#### EXERCISE:
Copy out each line of the material below that holds the string "handle".

--- start DATA SHOWN ---

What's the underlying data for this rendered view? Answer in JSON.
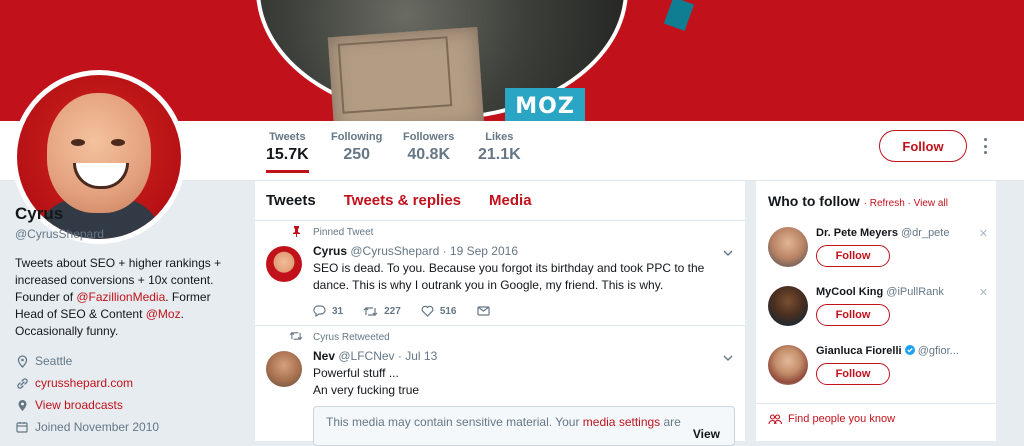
{
  "banner": {
    "brand_text": "MOZ"
  },
  "nav": {
    "stats": [
      {
        "label": "Tweets",
        "value": "15.7K"
      },
      {
        "label": "Following",
        "value": "250"
      },
      {
        "label": "Followers",
        "value": "40.8K"
      },
      {
        "label": "Likes",
        "value": "21.1K"
      }
    ],
    "follow_label": "Follow"
  },
  "profile": {
    "name": "Cyrus",
    "handle": "@CyrusShepard",
    "bio_1": "Tweets about SEO + higher rankings + increased conversions + 10x content. Founder of ",
    "bio_link_1": "@FazillionMedia",
    "bio_2": ". Former Head of SEO & Content ",
    "bio_link_2": "@Moz",
    "bio_3": ". Occasionally funny.",
    "location": "Seattle",
    "website": "cyrusshepard.com",
    "broadcasts": "View broadcasts",
    "joined": "Joined November 2010"
  },
  "timeline": {
    "tabs": [
      "Tweets",
      "Tweets & replies",
      "Media"
    ],
    "tweets": [
      {
        "context": "Pinned Tweet",
        "name": "Cyrus",
        "handle": "@CyrusShepard",
        "date": "· 19 Sep 2016",
        "text": "SEO is dead. To you. Because you forgot its birthday and took PPC to the dance. This is why I outrank you in Google, my friend. This is why.",
        "replies": "31",
        "retweets": "227",
        "likes": "516"
      },
      {
        "context": "Cyrus Retweeted",
        "name": "Nev",
        "handle": "@LFCNev",
        "date": "· Jul 13",
        "text_1": "Powerful stuff ...",
        "text_2": "An very fucking true",
        "sensitive_1": "This media may contain sensitive material. Your ",
        "sensitive_link": "media settings",
        "sensitive_2": " are",
        "view": "View"
      }
    ]
  },
  "who_to_follow": {
    "title": "Who to follow",
    "refresh": "· Refresh",
    "view_all": "· View all",
    "suggestions": [
      {
        "name": "Dr. Pete Meyers",
        "handle": "@dr_pete",
        "button": "Follow"
      },
      {
        "name": "MyCool King",
        "handle": "@iPullRank",
        "button": "Follow"
      },
      {
        "name": "Gianluca Fiorelli",
        "handle": "@gfior...",
        "button": "Follow"
      }
    ],
    "find": "Find people you know"
  },
  "colors": {
    "accent": "#c1121c",
    "muted": "#657786",
    "text": "#14171a"
  }
}
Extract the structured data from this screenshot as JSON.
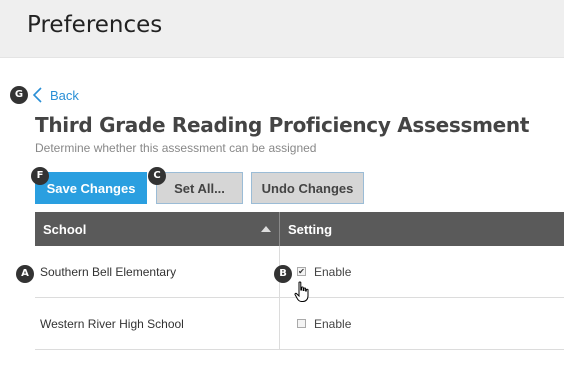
{
  "header": {
    "title": "Preferences"
  },
  "back": {
    "label": "Back"
  },
  "assessment": {
    "title": "Third Grade Reading Proficiency Assessment",
    "subtitle": "Determine whether this assessment can be assigned"
  },
  "toolbar": {
    "save_label": "Save Changes",
    "set_all_label": "Set All...",
    "undo_label": "Undo Changes"
  },
  "table": {
    "headers": {
      "school": "School",
      "setting": "Setting"
    },
    "rows": [
      {
        "school": "Southern Bell Elementary",
        "setting_label": "Enable",
        "checked": true
      },
      {
        "school": "Western River High School",
        "setting_label": "Enable",
        "checked": false
      }
    ]
  },
  "callouts": {
    "a": "A",
    "b": "B",
    "c": "C",
    "f": "F",
    "g": "G"
  },
  "colors": {
    "accent": "#2a9fe0",
    "header_bg": "#5a5a5a",
    "link": "#2a8fd6"
  }
}
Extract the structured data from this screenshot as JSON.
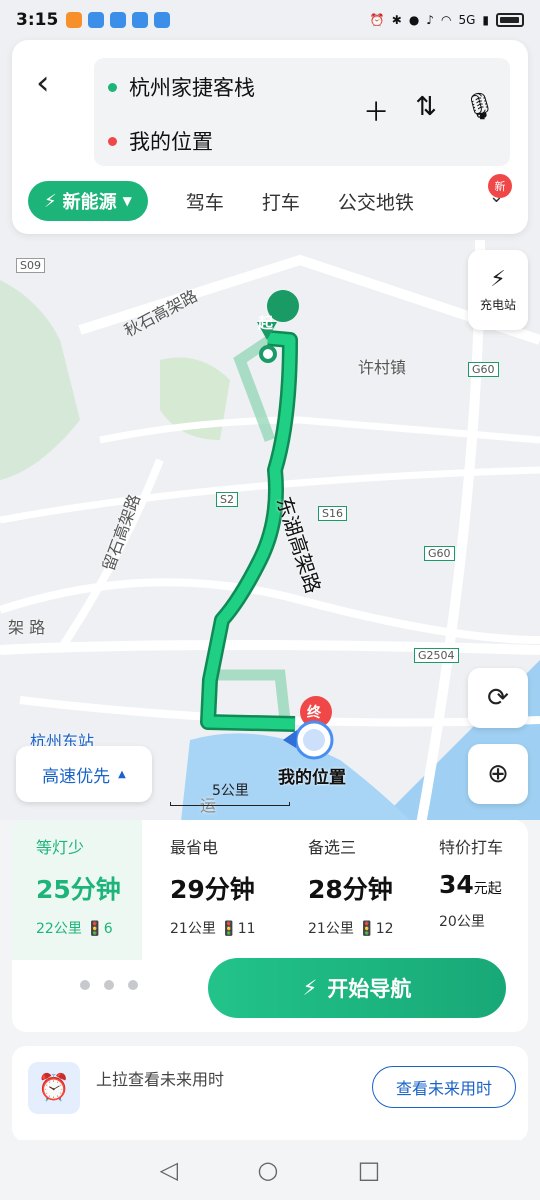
{
  "status": {
    "time": "3:15",
    "net": "5G"
  },
  "search": {
    "origin": "杭州家捷客栈",
    "destination": "我的位置"
  },
  "tabs": {
    "ev": "新能源",
    "drive": "驾车",
    "taxi": "打车",
    "transit": "公交地铁",
    "new_badge": "新"
  },
  "map": {
    "charging_label": "充电站",
    "route_start": "起",
    "route_end": "终",
    "my_location": "我的位置",
    "scale": "5公里",
    "route_pref": "高速优先",
    "labels": {
      "qiushi": "秋石高架路",
      "xucun": "许村镇",
      "donghu": "东湖高架路",
      "liushi": "留石高架路",
      "jia": "架 路",
      "station": "杭州东站",
      "s09": "S09",
      "g60a": "G60",
      "s2": "S2",
      "s16": "S16",
      "g60b": "G60",
      "g2504": "G2504",
      "road": "运"
    }
  },
  "routes": [
    {
      "label": "等灯少",
      "time": "25分钟",
      "km": "22公里",
      "lights": "6"
    },
    {
      "label": "最省电",
      "time": "29分钟",
      "km": "21公里",
      "lights": "11"
    },
    {
      "label": "备选三",
      "time": "28分钟",
      "km": "21公里",
      "lights": "12"
    },
    {
      "label": "特价打车",
      "time": "34",
      "time_unit": "元起",
      "km": "20公里"
    }
  ],
  "nav_button": "开始导航",
  "future": {
    "hint": "上拉查看未来用时",
    "button": "查看未来用时"
  },
  "colors": {
    "accent": "#1db47a",
    "blue": "#1a63c9",
    "end_pin": "#f04848"
  }
}
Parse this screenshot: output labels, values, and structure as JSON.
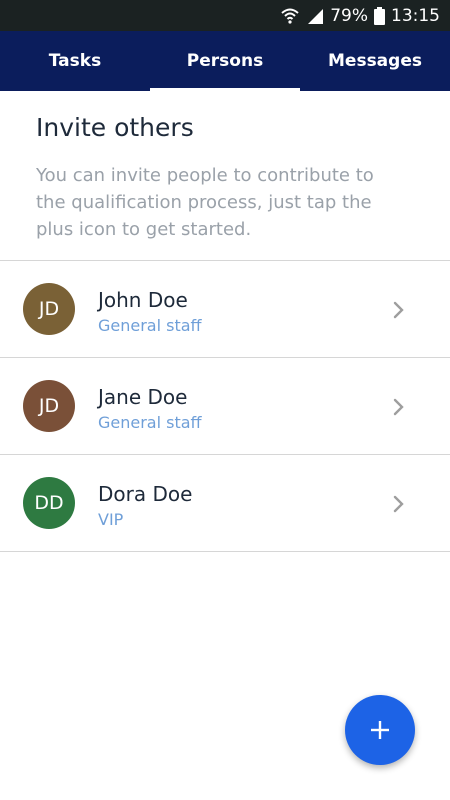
{
  "status_bar": {
    "battery_percent": "79%",
    "time": "13:15",
    "icons": [
      "wifi-icon",
      "signal-icon",
      "battery-icon"
    ]
  },
  "tabs": [
    {
      "label": "Tasks",
      "active": false
    },
    {
      "label": "Persons",
      "active": true
    },
    {
      "label": "Messages",
      "active": false
    }
  ],
  "intro": {
    "title": "Invite others",
    "description": "You can invite people to contribute to the qualification process, just tap the plus icon to get started."
  },
  "persons": [
    {
      "initials": "JD",
      "name": "John Doe",
      "role": "General staff",
      "avatar_color": "#7a6136"
    },
    {
      "initials": "JD",
      "name": "Jane Doe",
      "role": "General staff",
      "avatar_color": "#7a5038"
    },
    {
      "initials": "DD",
      "name": "Dora Doe",
      "role": "VIP",
      "avatar_color": "#2e7a41"
    }
  ],
  "fab": {
    "icon": "plus-icon",
    "color": "#1d63e6"
  },
  "colors": {
    "header": "#0b1d5c",
    "accent_text": "#6f9fd8"
  }
}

--- end DATA SHOWN ---

#### COMPLETE OUTPUT:
    "handle": "@CyrusShepard",
        "handle": "@CyrusShepard",
        "handle": "@LFCNev",
        "handle": "@dr_pete",
        "handle": "@iPullRank",
        "handle": "@gfior...",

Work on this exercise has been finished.